[Entries with figure data]

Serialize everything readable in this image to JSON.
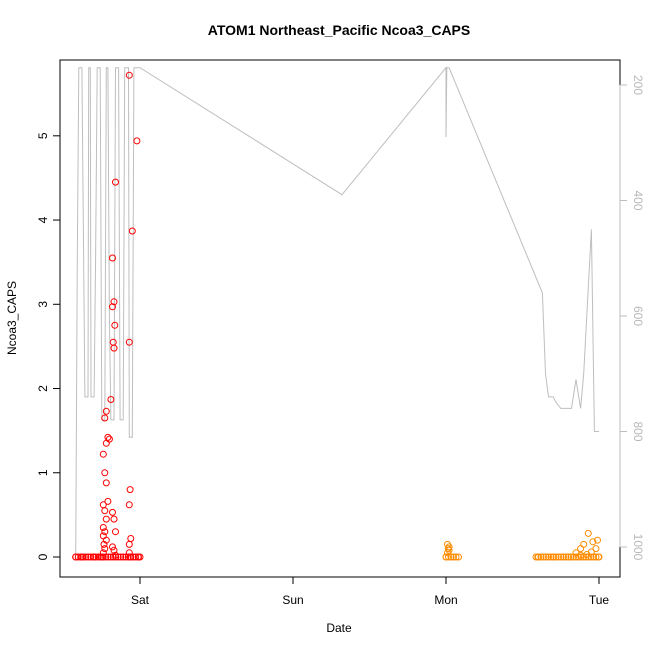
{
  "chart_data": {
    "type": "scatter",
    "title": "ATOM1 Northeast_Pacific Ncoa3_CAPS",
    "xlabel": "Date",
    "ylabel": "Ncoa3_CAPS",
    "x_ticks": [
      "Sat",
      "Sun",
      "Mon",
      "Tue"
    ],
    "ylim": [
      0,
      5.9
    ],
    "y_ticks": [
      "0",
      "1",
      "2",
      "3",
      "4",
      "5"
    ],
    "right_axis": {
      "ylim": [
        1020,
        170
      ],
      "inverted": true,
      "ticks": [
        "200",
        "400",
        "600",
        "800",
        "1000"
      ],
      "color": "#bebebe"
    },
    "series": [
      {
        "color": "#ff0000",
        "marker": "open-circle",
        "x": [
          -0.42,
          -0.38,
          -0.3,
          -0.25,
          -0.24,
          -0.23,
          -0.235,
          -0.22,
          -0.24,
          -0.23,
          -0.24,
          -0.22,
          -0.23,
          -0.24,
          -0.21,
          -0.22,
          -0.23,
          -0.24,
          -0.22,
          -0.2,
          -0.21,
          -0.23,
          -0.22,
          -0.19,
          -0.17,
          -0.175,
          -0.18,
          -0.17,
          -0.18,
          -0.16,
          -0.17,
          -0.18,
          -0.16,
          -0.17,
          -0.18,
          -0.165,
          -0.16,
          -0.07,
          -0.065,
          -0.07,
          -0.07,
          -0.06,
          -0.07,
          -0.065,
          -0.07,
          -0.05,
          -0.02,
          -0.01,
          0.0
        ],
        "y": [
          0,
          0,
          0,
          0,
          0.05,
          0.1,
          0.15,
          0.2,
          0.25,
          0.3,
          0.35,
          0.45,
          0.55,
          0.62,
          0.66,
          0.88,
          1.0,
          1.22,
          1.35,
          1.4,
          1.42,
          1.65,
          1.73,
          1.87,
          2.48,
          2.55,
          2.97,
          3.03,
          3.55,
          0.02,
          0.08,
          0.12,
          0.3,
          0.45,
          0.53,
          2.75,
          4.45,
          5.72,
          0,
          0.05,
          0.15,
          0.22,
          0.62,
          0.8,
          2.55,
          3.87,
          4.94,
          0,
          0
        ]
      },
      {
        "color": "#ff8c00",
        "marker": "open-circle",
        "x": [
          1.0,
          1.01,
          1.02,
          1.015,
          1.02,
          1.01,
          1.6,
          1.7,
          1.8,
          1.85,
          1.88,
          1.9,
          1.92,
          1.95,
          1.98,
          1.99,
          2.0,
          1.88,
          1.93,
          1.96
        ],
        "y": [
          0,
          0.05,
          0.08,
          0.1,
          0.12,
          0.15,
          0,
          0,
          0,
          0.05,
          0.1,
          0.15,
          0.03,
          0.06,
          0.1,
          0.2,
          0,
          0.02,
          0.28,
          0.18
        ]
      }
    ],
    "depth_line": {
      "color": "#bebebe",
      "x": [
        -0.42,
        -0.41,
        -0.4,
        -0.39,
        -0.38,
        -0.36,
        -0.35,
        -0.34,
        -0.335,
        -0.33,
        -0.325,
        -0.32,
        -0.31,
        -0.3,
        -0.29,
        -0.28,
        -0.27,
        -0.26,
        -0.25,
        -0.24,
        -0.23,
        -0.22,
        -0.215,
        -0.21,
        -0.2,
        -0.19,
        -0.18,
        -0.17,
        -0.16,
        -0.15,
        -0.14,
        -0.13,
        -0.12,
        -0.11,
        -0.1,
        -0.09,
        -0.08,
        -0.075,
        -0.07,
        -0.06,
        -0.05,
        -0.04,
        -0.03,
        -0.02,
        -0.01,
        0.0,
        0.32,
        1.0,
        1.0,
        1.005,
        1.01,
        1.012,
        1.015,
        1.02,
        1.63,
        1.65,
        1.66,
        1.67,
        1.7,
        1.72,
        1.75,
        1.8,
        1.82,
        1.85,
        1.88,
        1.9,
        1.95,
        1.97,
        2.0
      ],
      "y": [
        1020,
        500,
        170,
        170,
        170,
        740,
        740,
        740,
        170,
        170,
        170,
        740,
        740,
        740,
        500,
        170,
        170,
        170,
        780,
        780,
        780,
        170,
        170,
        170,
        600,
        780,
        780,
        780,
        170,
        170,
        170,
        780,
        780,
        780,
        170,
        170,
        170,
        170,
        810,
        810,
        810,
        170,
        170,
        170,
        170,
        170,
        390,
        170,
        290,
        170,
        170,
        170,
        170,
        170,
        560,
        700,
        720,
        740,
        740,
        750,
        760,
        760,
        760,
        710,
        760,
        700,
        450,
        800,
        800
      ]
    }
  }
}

--

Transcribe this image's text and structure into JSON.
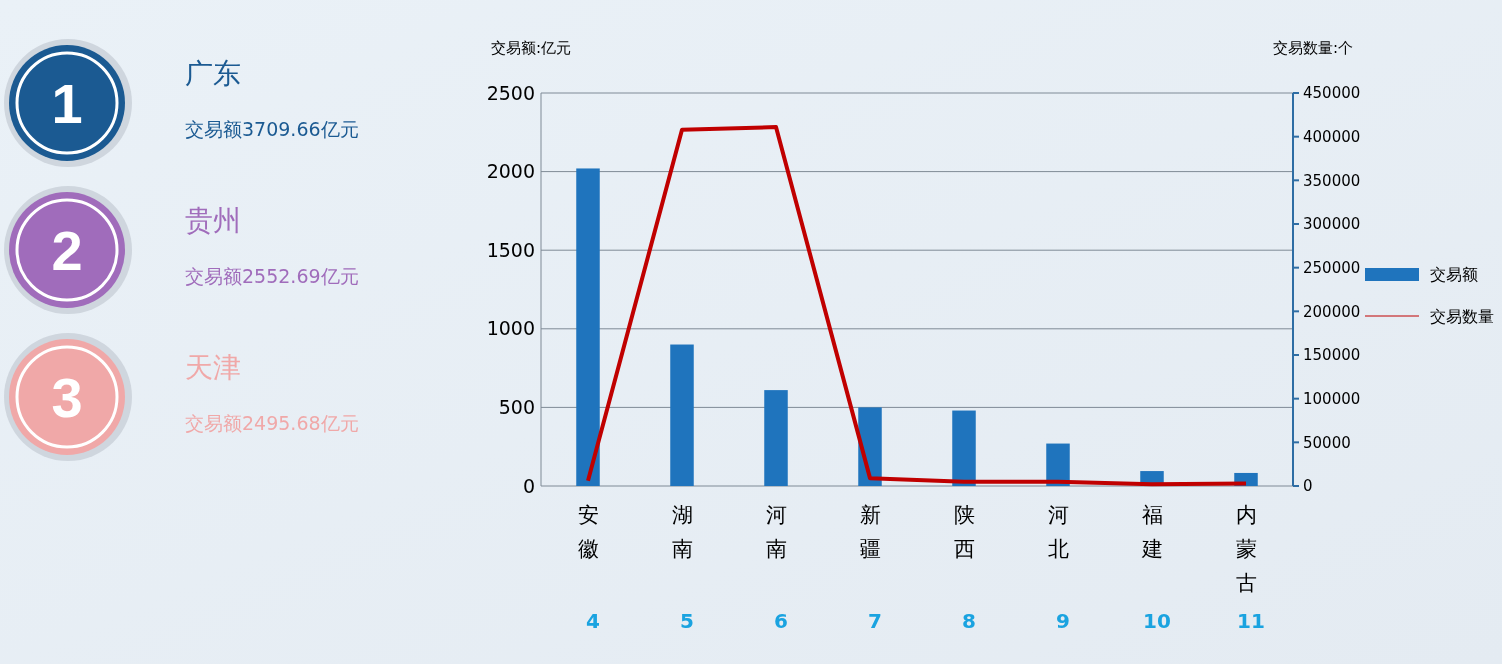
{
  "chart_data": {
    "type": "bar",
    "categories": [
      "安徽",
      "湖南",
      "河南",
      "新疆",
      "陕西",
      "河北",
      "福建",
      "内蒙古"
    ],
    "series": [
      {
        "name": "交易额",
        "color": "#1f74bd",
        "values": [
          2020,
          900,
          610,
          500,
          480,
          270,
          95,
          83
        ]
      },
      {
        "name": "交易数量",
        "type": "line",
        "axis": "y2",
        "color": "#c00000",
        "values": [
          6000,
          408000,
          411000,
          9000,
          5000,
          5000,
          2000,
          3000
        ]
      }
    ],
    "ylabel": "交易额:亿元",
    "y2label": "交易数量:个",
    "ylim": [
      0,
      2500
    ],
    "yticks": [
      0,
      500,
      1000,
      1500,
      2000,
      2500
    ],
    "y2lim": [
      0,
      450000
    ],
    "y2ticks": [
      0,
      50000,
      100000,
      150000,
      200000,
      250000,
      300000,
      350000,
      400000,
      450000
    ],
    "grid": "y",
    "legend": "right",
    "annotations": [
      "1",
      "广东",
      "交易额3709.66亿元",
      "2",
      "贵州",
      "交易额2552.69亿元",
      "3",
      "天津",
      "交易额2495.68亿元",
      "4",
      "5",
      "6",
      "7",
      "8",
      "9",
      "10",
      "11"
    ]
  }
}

--

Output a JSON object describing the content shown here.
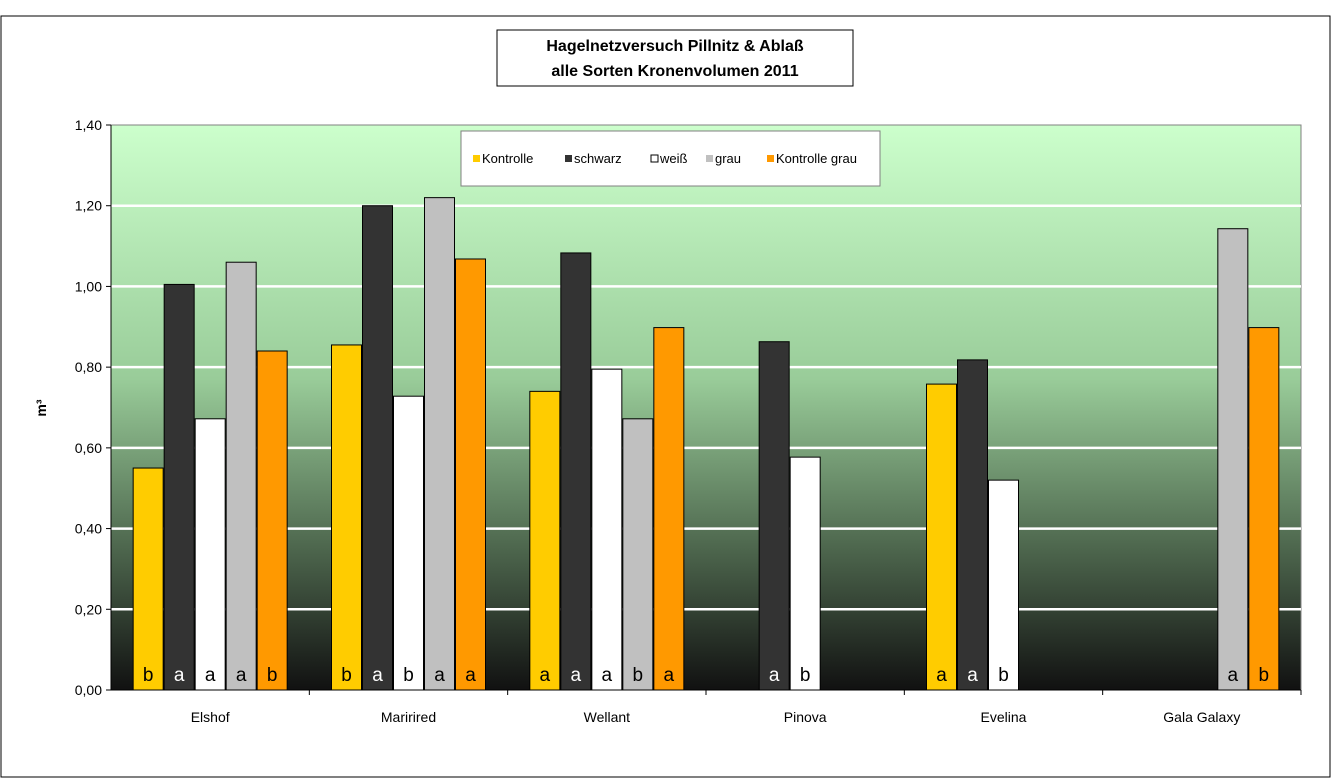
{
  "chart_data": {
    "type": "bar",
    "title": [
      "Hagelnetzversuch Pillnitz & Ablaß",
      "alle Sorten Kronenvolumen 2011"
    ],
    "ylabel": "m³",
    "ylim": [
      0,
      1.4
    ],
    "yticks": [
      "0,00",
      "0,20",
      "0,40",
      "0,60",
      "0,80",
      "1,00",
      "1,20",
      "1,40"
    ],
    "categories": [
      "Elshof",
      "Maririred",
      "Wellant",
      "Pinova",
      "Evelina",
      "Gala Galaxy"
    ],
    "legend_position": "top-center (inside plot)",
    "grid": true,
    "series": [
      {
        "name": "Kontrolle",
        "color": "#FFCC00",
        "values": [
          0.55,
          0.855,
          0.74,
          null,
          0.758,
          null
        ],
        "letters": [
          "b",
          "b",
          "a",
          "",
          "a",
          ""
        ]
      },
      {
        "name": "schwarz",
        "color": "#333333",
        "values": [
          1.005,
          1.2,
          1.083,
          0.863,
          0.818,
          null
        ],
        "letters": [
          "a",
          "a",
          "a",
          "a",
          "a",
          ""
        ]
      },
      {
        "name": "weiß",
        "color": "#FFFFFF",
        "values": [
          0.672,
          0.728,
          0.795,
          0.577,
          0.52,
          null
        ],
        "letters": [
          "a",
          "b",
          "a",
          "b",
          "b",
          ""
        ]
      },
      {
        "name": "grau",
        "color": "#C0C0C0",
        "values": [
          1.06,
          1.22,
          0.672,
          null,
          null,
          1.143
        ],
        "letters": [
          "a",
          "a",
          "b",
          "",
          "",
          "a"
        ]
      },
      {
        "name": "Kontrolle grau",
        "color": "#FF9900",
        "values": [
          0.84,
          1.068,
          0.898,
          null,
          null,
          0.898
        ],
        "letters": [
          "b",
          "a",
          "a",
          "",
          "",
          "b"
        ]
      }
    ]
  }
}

*Exercise*:
From the records above, how many lines include the word "ylabel"? Only the number is wanted.

*Solution below*:
3